>> BEGIN

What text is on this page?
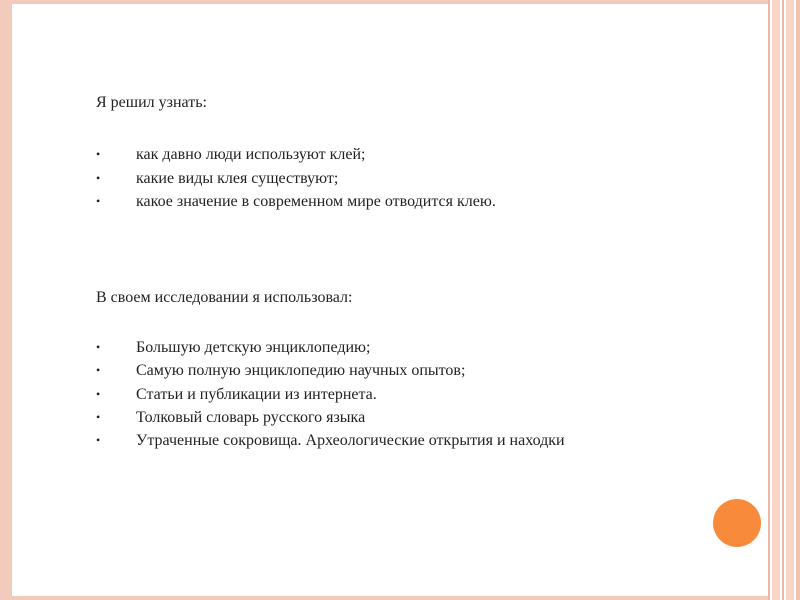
Я решил узнать:
• как давно люди используют клей;
• какие виды клея существуют;
• какое значение в современном мире отводится клею.
В своем исследовании я использовал:
• Большую детскую энциклопедию;
• Самую полную энциклопедию научных опытов;
• Статьи и публикации из интернета.
• Толковый словарь русского языка
• Утраченные сокровища. Археологические открытия и находки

>> END

▶ Exercise directions: Report only how many lines of the listing hold the word "энциклопедию".

▶ Result: 2